DATASET RECORDS »
[START]
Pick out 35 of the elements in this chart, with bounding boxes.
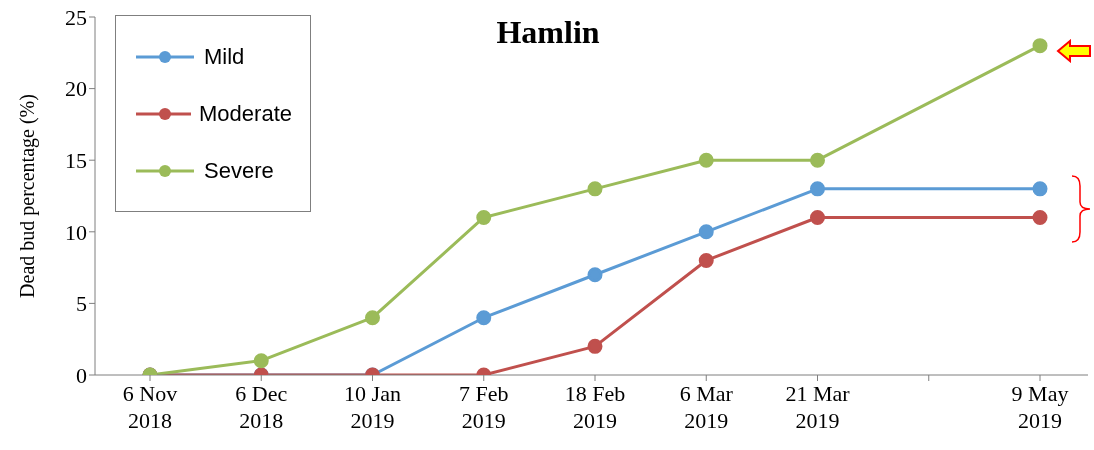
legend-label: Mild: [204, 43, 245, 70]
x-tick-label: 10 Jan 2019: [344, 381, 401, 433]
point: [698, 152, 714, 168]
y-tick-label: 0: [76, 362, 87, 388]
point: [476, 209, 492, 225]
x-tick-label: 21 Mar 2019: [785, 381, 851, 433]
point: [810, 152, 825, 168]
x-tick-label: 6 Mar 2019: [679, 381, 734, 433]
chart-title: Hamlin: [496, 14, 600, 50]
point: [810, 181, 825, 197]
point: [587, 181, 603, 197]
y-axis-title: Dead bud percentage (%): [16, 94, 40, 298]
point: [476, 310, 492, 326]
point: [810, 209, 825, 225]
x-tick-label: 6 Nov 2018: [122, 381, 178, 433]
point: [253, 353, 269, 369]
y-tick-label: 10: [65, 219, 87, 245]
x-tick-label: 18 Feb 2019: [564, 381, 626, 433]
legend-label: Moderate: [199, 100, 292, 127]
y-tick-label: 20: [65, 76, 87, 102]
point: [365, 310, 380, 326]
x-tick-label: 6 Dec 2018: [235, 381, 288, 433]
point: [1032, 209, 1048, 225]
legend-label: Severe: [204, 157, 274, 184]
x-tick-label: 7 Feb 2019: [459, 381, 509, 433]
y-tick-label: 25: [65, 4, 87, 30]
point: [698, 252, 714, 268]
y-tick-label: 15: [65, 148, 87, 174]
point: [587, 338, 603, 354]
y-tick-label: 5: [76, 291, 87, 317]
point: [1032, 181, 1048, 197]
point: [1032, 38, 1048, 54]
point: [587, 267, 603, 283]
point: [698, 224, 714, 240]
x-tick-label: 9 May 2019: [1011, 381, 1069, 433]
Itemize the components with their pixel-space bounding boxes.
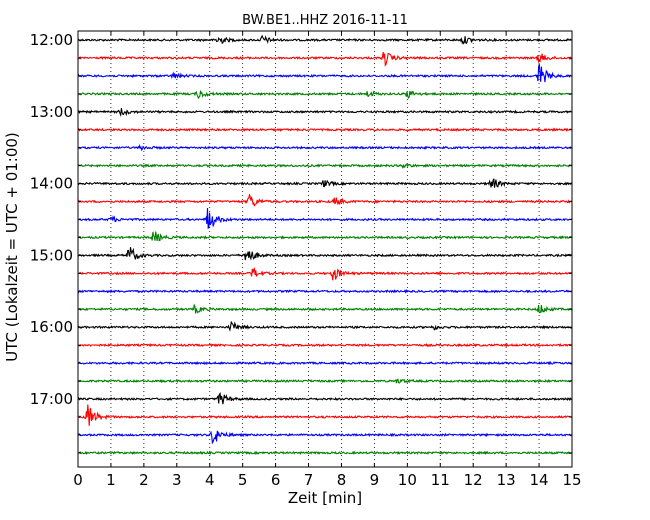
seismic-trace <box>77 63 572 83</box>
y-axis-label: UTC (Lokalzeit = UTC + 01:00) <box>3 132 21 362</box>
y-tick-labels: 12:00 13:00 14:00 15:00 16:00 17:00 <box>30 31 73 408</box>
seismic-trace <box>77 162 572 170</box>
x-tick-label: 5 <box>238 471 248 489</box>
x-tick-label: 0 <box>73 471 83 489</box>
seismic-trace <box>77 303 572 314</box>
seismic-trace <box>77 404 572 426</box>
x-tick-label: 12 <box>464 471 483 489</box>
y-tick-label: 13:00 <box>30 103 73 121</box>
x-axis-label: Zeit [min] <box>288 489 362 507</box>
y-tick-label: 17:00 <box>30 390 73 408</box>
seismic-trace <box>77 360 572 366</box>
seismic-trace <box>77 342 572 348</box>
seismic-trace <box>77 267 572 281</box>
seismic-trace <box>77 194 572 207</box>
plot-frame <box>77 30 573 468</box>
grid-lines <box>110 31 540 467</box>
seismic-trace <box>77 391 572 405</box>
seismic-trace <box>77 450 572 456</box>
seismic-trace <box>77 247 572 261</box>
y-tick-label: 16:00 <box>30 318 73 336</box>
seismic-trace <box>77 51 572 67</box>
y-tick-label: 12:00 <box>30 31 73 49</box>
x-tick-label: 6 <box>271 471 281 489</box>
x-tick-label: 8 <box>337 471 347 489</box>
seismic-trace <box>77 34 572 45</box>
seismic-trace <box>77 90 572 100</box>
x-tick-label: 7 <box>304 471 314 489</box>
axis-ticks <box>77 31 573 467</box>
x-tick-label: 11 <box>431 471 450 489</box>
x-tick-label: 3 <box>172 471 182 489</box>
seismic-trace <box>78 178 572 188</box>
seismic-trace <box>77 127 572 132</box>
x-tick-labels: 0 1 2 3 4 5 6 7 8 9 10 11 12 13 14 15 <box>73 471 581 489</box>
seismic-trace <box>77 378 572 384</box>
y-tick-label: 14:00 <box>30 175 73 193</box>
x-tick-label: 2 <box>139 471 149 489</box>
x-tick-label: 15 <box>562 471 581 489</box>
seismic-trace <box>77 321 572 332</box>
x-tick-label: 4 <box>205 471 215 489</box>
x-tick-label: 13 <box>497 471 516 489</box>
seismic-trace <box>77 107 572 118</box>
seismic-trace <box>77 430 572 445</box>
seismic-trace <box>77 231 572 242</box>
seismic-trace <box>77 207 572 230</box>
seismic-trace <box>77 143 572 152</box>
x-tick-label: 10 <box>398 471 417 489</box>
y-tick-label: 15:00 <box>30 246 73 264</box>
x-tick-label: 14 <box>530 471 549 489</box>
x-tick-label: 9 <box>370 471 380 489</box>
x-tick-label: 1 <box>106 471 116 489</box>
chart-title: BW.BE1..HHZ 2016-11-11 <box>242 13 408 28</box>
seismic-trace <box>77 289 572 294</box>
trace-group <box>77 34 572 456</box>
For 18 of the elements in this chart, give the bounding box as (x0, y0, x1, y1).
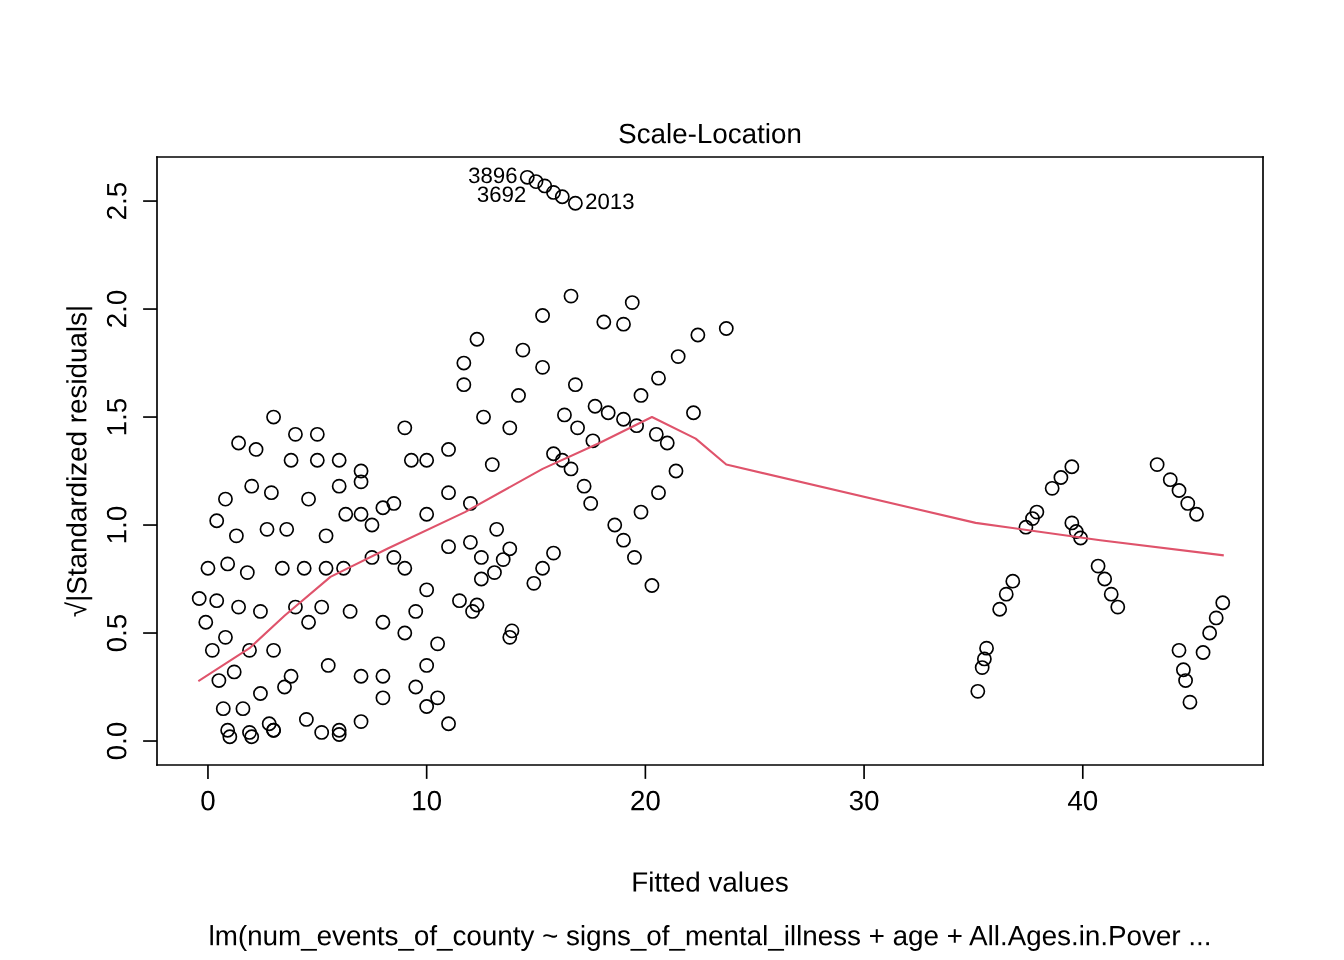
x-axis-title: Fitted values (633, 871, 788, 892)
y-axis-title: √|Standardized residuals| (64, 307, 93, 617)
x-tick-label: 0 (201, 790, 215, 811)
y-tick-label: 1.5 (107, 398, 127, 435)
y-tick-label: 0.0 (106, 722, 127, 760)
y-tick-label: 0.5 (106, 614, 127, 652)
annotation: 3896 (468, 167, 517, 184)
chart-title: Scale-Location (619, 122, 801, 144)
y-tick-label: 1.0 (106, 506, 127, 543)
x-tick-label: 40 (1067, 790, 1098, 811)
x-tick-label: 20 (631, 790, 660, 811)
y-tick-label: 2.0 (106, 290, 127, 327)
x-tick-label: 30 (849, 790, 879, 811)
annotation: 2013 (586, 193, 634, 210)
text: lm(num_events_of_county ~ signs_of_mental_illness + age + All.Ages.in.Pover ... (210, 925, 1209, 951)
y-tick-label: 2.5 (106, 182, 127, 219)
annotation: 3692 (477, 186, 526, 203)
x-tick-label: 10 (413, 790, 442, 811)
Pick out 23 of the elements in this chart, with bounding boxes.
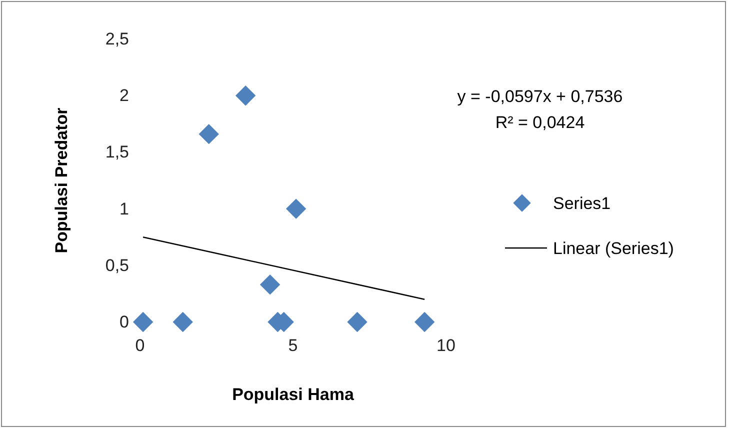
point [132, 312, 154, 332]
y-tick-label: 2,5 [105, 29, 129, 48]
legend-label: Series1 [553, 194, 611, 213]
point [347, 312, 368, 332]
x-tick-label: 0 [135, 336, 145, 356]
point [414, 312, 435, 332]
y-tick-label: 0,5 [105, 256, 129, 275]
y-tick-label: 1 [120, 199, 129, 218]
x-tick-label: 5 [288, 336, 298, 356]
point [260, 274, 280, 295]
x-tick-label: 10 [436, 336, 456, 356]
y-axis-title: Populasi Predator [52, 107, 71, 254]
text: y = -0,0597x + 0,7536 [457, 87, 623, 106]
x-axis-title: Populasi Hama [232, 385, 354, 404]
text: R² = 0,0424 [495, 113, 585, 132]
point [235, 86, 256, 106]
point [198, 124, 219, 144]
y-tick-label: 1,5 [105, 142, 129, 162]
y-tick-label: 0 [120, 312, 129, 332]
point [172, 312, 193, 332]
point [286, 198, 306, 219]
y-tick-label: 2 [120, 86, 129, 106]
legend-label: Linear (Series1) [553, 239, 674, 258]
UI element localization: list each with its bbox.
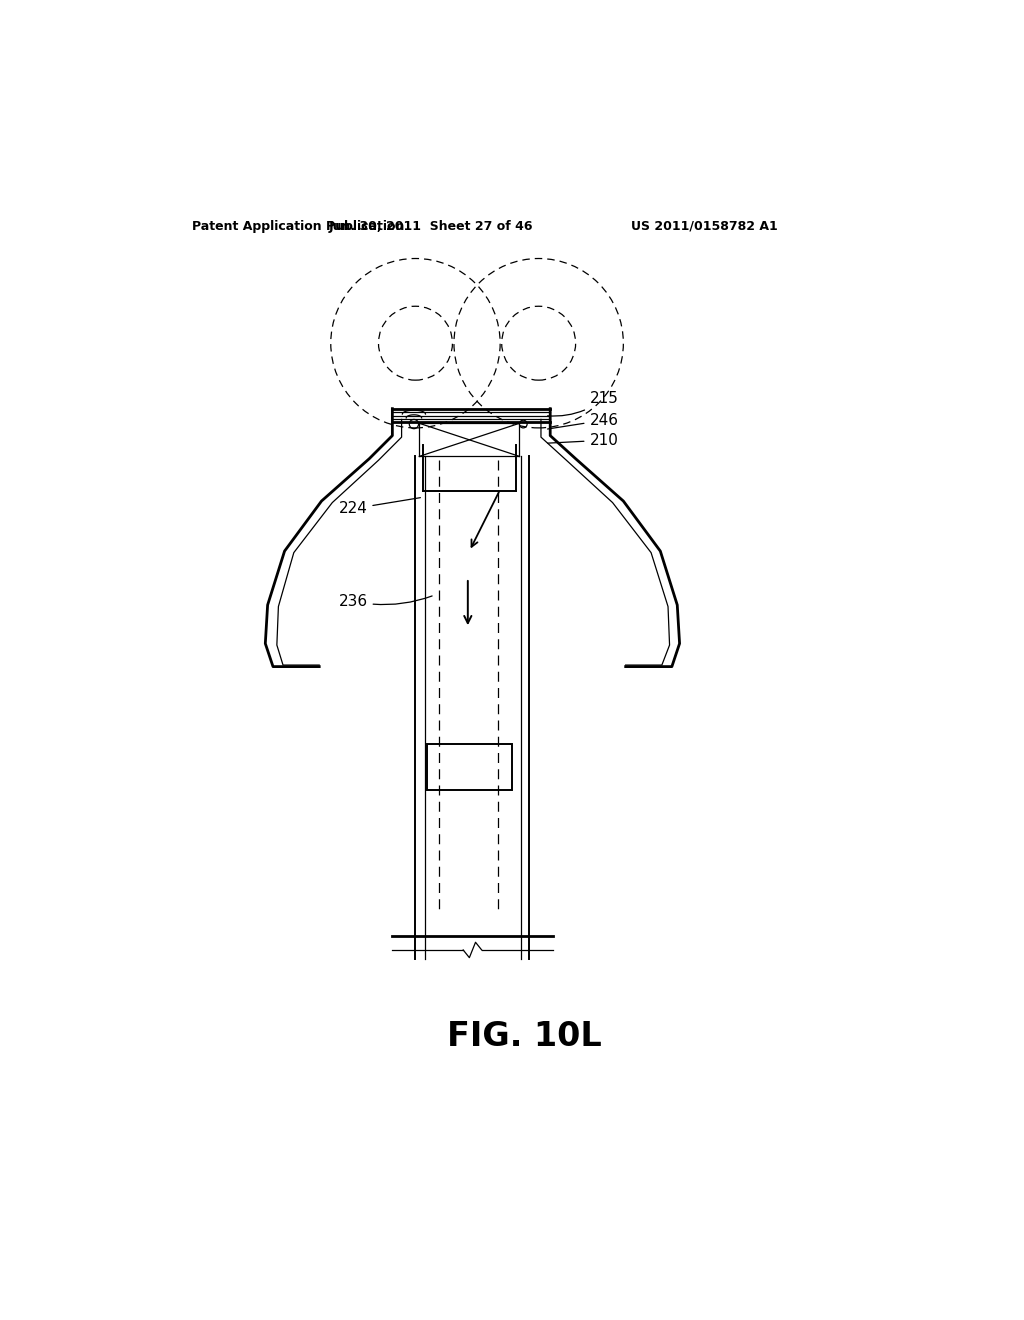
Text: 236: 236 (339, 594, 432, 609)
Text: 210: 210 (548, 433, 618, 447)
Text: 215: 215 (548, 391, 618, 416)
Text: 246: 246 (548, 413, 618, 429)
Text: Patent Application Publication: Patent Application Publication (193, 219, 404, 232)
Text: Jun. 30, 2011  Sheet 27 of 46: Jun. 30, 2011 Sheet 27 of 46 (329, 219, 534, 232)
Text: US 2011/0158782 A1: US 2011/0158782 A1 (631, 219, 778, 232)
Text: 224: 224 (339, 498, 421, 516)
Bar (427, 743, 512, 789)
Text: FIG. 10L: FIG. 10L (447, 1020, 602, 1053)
[END]
SHORT EXERCISE »
Edit the data above by changing each "seismic-trace" to "waveform" and leaving everything else unchanged. Omit the pictures from your answer.

TASK SOLUTION »
Pick out 35 of the elements in this chart, with bounding boxes.
legend-label: Mild: [204, 43, 245, 70]
x-tick-label: 10 Jan 2019: [344, 381, 401, 433]
point: [698, 152, 714, 168]
y-tick-label: 0: [76, 362, 87, 388]
point: [476, 209, 492, 225]
x-tick-label: 21 Mar 2019: [785, 381, 851, 433]
point: [810, 152, 825, 168]
x-tick-label: 6 Mar 2019: [679, 381, 734, 433]
chart-title: Hamlin: [496, 14, 600, 50]
point: [810, 181, 825, 197]
point: [587, 181, 603, 197]
y-axis-title: Dead bud percentage (%): [16, 94, 40, 298]
point: [476, 310, 492, 326]
point: [810, 209, 825, 225]
x-tick-label: 6 Nov 2018: [122, 381, 178, 433]
point: [253, 353, 269, 369]
y-tick-label: 10: [65, 219, 87, 245]
x-tick-label: 18 Feb 2019: [564, 381, 626, 433]
legend-label: Moderate: [199, 100, 292, 127]
y-tick-label: 20: [65, 76, 87, 102]
point: [365, 310, 380, 326]
x-tick-label: 6 Dec 2018: [235, 381, 288, 433]
point: [1032, 209, 1048, 225]
legend-label: Severe: [204, 157, 274, 184]
x-tick-label: 7 Feb 2019: [459, 381, 509, 433]
y-tick-label: 25: [65, 4, 87, 30]
point: [698, 252, 714, 268]
y-tick-label: 15: [65, 148, 87, 174]
point: [587, 338, 603, 354]
y-tick-label: 5: [76, 291, 87, 317]
point: [1032, 181, 1048, 197]
point: [1032, 38, 1048, 54]
point: [587, 267, 603, 283]
point: [698, 224, 714, 240]
x-tick-label: 9 May 2019: [1011, 381, 1069, 433]
Itemize the components with their pixel-space bounding boxes.
waveform <box>77 63 572 83</box>
y-axis-label: UTC (Lokalzeit = UTC + 01:00) <box>3 132 21 362</box>
y-tick-labels: 12:00 13:00 14:00 15:00 16:00 17:00 <box>30 31 73 408</box>
waveform <box>77 162 572 170</box>
x-tick-label: 5 <box>238 471 248 489</box>
x-tick-label: 0 <box>73 471 83 489</box>
waveform <box>77 303 572 314</box>
waveform <box>77 404 572 426</box>
x-tick-label: 12 <box>464 471 483 489</box>
y-tick-label: 13:00 <box>30 103 73 121</box>
x-axis-label: Zeit [min] <box>288 489 362 507</box>
y-tick-label: 17:00 <box>30 390 73 408</box>
waveform <box>77 360 572 366</box>
waveform <box>77 342 572 348</box>
waveform <box>77 267 572 281</box>
waveform <box>77 194 572 207</box>
plot-frame <box>77 30 573 468</box>
grid-lines <box>110 31 540 467</box>
waveform <box>77 391 572 405</box>
waveform <box>77 450 572 456</box>
waveform <box>77 247 572 261</box>
y-tick-label: 16:00 <box>30 318 73 336</box>
waveform <box>77 51 572 67</box>
y-tick-label: 12:00 <box>30 31 73 49</box>
x-tick-label: 6 <box>271 471 281 489</box>
x-tick-label: 8 <box>337 471 347 489</box>
waveform <box>77 34 572 45</box>
waveform <box>77 90 572 100</box>
x-tick-label: 7 <box>304 471 314 489</box>
axis-ticks <box>77 31 573 467</box>
x-tick-label: 11 <box>431 471 450 489</box>
x-tick-label: 3 <box>172 471 182 489</box>
waveform <box>78 178 572 188</box>
waveform <box>77 127 572 132</box>
x-tick-labels: 0 1 2 3 4 5 6 7 8 9 10 11 12 13 14 15 <box>73 471 581 489</box>
waveform <box>77 378 572 384</box>
y-tick-label: 14:00 <box>30 175 73 193</box>
x-tick-label: 2 <box>139 471 149 489</box>
x-tick-label: 15 <box>562 471 581 489</box>
waveform <box>77 321 572 332</box>
x-tick-label: 4 <box>205 471 215 489</box>
x-tick-label: 13 <box>497 471 516 489</box>
waveform <box>77 107 572 118</box>
waveform <box>77 430 572 445</box>
waveform <box>77 231 572 242</box>
waveform <box>77 207 572 230</box>
waveform <box>77 143 572 152</box>
x-tick-label: 10 <box>398 471 417 489</box>
y-tick-label: 15:00 <box>30 246 73 264</box>
x-tick-label: 14 <box>530 471 549 489</box>
x-tick-label: 9 <box>370 471 380 489</box>
x-tick-label: 1 <box>106 471 116 489</box>
chart-title: BW.BE1..HHZ 2016-11-11 <box>242 13 408 28</box>
waveform <box>77 289 572 294</box>
trace-group <box>77 34 572 456</box>
For 18 of the elements in this chart, give the bounding box as (x0, y0, x1, y1).
x-axis-title: Fitted values (633, 871, 788, 892)
y-axis-title: √|Standardized residuals| (64, 307, 93, 617)
x-tick-label: 0 (201, 790, 215, 811)
y-tick-label: 1.5 (107, 398, 127, 435)
y-tick-label: 0.0 (106, 722, 127, 760)
y-tick-label: 0.5 (106, 614, 127, 652)
annotation: 3896 (468, 167, 517, 184)
chart-title: Scale-Location (619, 122, 801, 144)
y-tick-label: 1.0 (106, 506, 127, 543)
x-tick-label: 40 (1067, 790, 1098, 811)
x-tick-label: 20 (631, 790, 660, 811)
y-tick-label: 2.0 (106, 290, 127, 327)
x-tick-label: 30 (849, 790, 879, 811)
annotation: 2013 (586, 193, 634, 210)
text: lm(num_events_of_county ~ signs_of_mental_illness + age + All.Ages.in.Pover ... (210, 925, 1209, 951)
y-tick-label: 2.5 (106, 182, 127, 219)
annotation: 3692 (477, 186, 526, 203)
x-tick-label: 10 (413, 790, 442, 811)
Pick out 23 of the elements in this chart, with bounding boxes.
point [132, 312, 154, 332]
y-tick-label: 2,5 [105, 29, 129, 48]
legend-label: Series1 [553, 194, 611, 213]
point [347, 312, 368, 332]
x-tick-label: 0 [135, 336, 145, 356]
point [414, 312, 435, 332]
y-tick-label: 0,5 [105, 256, 129, 275]
y-tick-label: 1 [120, 199, 129, 218]
x-tick-label: 5 [288, 336, 298, 356]
point [260, 274, 280, 295]
x-tick-label: 10 [436, 336, 456, 356]
y-axis-title: Populasi Predator [52, 107, 71, 254]
text: y = -0,0597x + 0,7536 [457, 87, 623, 106]
x-axis-title: Populasi Hama [232, 385, 354, 404]
text: R² = 0,0424 [495, 113, 585, 132]
point [235, 86, 256, 106]
point [198, 124, 219, 144]
y-tick-label: 1,5 [105, 142, 129, 162]
y-tick-label: 0 [120, 312, 129, 332]
point [172, 312, 193, 332]
point [286, 198, 306, 219]
y-tick-label: 2 [120, 86, 129, 106]
legend-label: Linear (Series1) [553, 239, 674, 258]
UI element localization: list each with its bbox.
Text: 236: 236 (339, 594, 432, 609)
Text: 210: 210 (548, 433, 618, 447)
Text: 215: 215 (548, 391, 618, 416)
Text: 246: 246 (548, 413, 618, 429)
Text: Patent Application Publication: Patent Application Publication (193, 219, 404, 232)
Text: Jun. 30, 2011  Sheet 27 of 46: Jun. 30, 2011 Sheet 27 of 46 (329, 219, 534, 232)
Text: US 2011/0158782 A1: US 2011/0158782 A1 (631, 219, 778, 232)
Text: 224: 224 (339, 498, 421, 516)
Bar (427, 743, 512, 789)
Text: FIG. 10L: FIG. 10L (447, 1020, 602, 1053)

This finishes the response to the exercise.